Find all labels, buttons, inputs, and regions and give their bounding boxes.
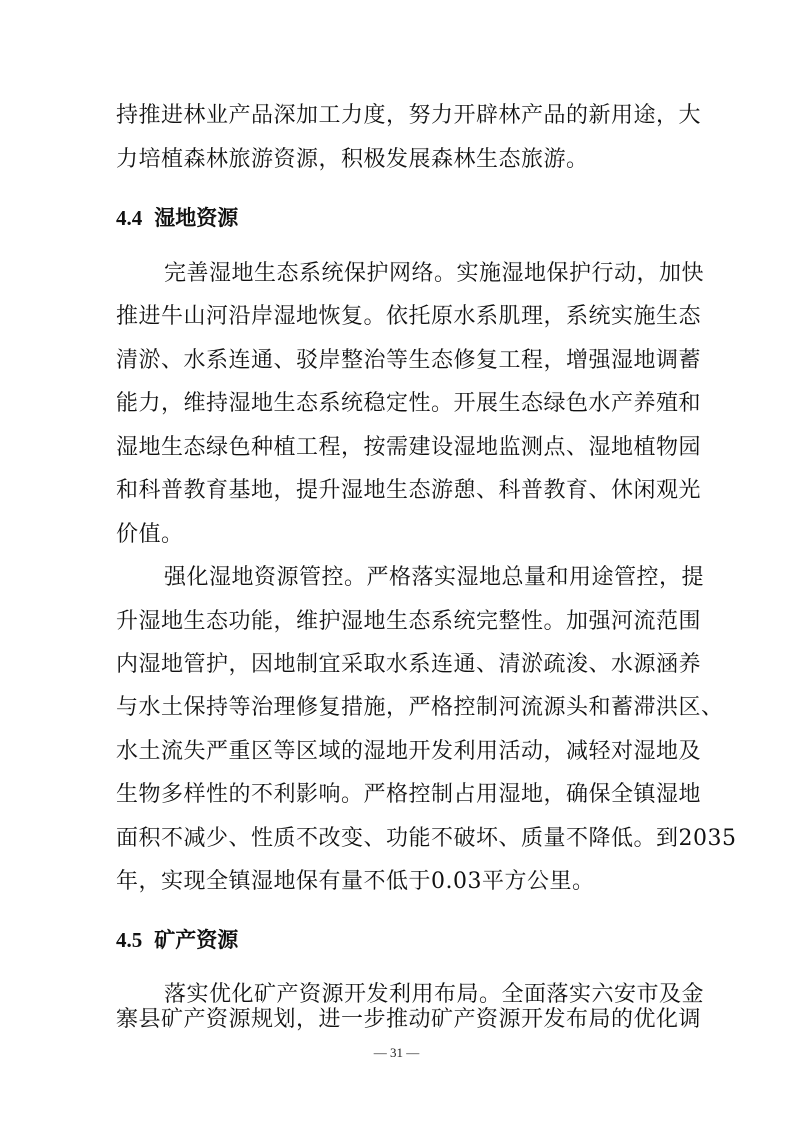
- text-line: 强化湿地资源管控。严格落实湿地总量和用途管控，提: [164, 565, 705, 590]
- text-line: 年，实现全镇湿地保有量不低于0.03平方公里。: [116, 869, 595, 894]
- text-line: 持推进林业产品深加工力度，努力开辟林产品的新用途，大: [116, 103, 702, 128]
- section-heading-4-5: [116, 925, 238, 955]
- section-title: 湿地资源: [154, 205, 239, 230]
- text-line: 湿地生态绿色种植工程，按需建设湿地监测点、湿地植物园: [116, 435, 702, 460]
- text-line: 清淤、水系连通、驳岸整治等生态修复工程，增强湿地调蓄: [116, 348, 702, 373]
- text-line: 内湿地管护，因地制宜采取水系连通、清淤疏浚、水源涵养: [116, 652, 702, 677]
- text-line: 和科普教育基地，提升湿地生态游憩、科普教育、休闲观光: [116, 478, 702, 503]
- text-line: 能力，维持湿地生态系统稳定性。开展生态绿色水产养殖和: [116, 391, 702, 416]
- text-line: 落实优化矿产资源开发利用布局。全面落实六安市及金: [164, 982, 705, 1007]
- section-heading-4-4: [116, 203, 238, 233]
- text-line: 完善湿地生态系统保护网络。实施湿地保护行动，加快: [164, 261, 705, 286]
- text-line: 升湿地生态功能，维护湿地生态系统完整性。加强河流范围: [116, 609, 702, 634]
- text-line: 价值。: [116, 522, 184, 547]
- text-line: 力培植森林旅游资源，积极发展森林生态旅游。: [116, 147, 589, 172]
- section-number: 4.5: [116, 928, 143, 952]
- section-title: 矿产资源: [154, 927, 239, 952]
- section-number: 4.4: [116, 206, 143, 230]
- page-number: — 31 —: [373, 1045, 420, 1060]
- text-line: 生物多样性的不利影响。严格控制占用湿地，确保全镇湿地: [116, 782, 702, 807]
- text-line: 面积不减少、性质不改变、功能不破坏、质量不降低。到2035: [116, 826, 737, 851]
- text-line: 水土流失严重区等区域的湿地开发利用活动，减轻对湿地及: [116, 739, 702, 764]
- text-line: 推进牛山河沿岸湿地恢复。依托原水系肌理，系统实施生态: [116, 304, 702, 329]
- text-line: 寨县矿产资源规划，进一步推动矿产资源开发布局的优化调: [116, 1007, 702, 1032]
- text-line: 与水土保持等治理修复措施，严格控制河流源头和蓄滞洪区、: [116, 695, 724, 720]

• [DIRECTION] Print every line of the records above unchanged, omitting the pictures.

• [COMPLETE OUTPUT]
Find all labels, buttons, inputs, and regions and give their bounding boxes.
- text-line: 强化湿地资源管控。严格落实湿地总量和用途管控，提: [164, 565, 705, 590]
- text-line: 年，实现全镇湿地保有量不低于0.03平方公里。: [116, 869, 595, 894]
- text-line: 持推进林业产品深加工力度，努力开辟林产品的新用途，大: [116, 103, 702, 128]
- section-heading-4-5: [116, 925, 238, 955]
- section-title: 湿地资源: [154, 205, 239, 230]
- text-line: 湿地生态绿色种植工程，按需建设湿地监测点、湿地植物园: [116, 435, 702, 460]
- text-line: 清淤、水系连通、驳岸整治等生态修复工程，增强湿地调蓄: [116, 348, 702, 373]
- text-line: 内湿地管护，因地制宜采取水系连通、清淤疏浚、水源涵养: [116, 652, 702, 677]
- text-line: 和科普教育基地，提升湿地生态游憩、科普教育、休闲观光: [116, 478, 702, 503]
- text-line: 能力，维持湿地生态系统稳定性。开展生态绿色水产养殖和: [116, 391, 702, 416]
- text-line: 落实优化矿产资源开发利用布局。全面落实六安市及金: [164, 982, 705, 1007]
- section-heading-4-4: [116, 203, 238, 233]
- text-line: 完善湿地生态系统保护网络。实施湿地保护行动，加快: [164, 261, 705, 286]
- text-line: 升湿地生态功能，维护湿地生态系统完整性。加强河流范围: [116, 609, 702, 634]
- text-line: 价值。: [116, 522, 184, 547]
- text-line: 力培植森林旅游资源，积极发展森林生态旅游。: [116, 147, 589, 172]
- section-number: 4.5: [116, 928, 143, 952]
- section-title: 矿产资源: [154, 927, 239, 952]
- section-number: 4.4: [116, 206, 143, 230]
- page-number: — 31 —: [373, 1045, 420, 1060]
- text-line: 生物多样性的不利影响。严格控制占用湿地，确保全镇湿地: [116, 782, 702, 807]
- text-line: 面积不减少、性质不改变、功能不破坏、质量不降低。到2035: [116, 826, 737, 851]
- text-line: 水土流失严重区等区域的湿地开发利用活动，减轻对湿地及: [116, 739, 702, 764]
- text-line: 推进牛山河沿岸湿地恢复。依托原水系肌理，系统实施生态: [116, 304, 702, 329]
- text-line: 寨县矿产资源规划，进一步推动矿产资源开发布局的优化调: [116, 1007, 702, 1032]
- text-line: 与水土保持等治理修复措施，严格控制河流源头和蓄滞洪区、: [116, 695, 724, 720]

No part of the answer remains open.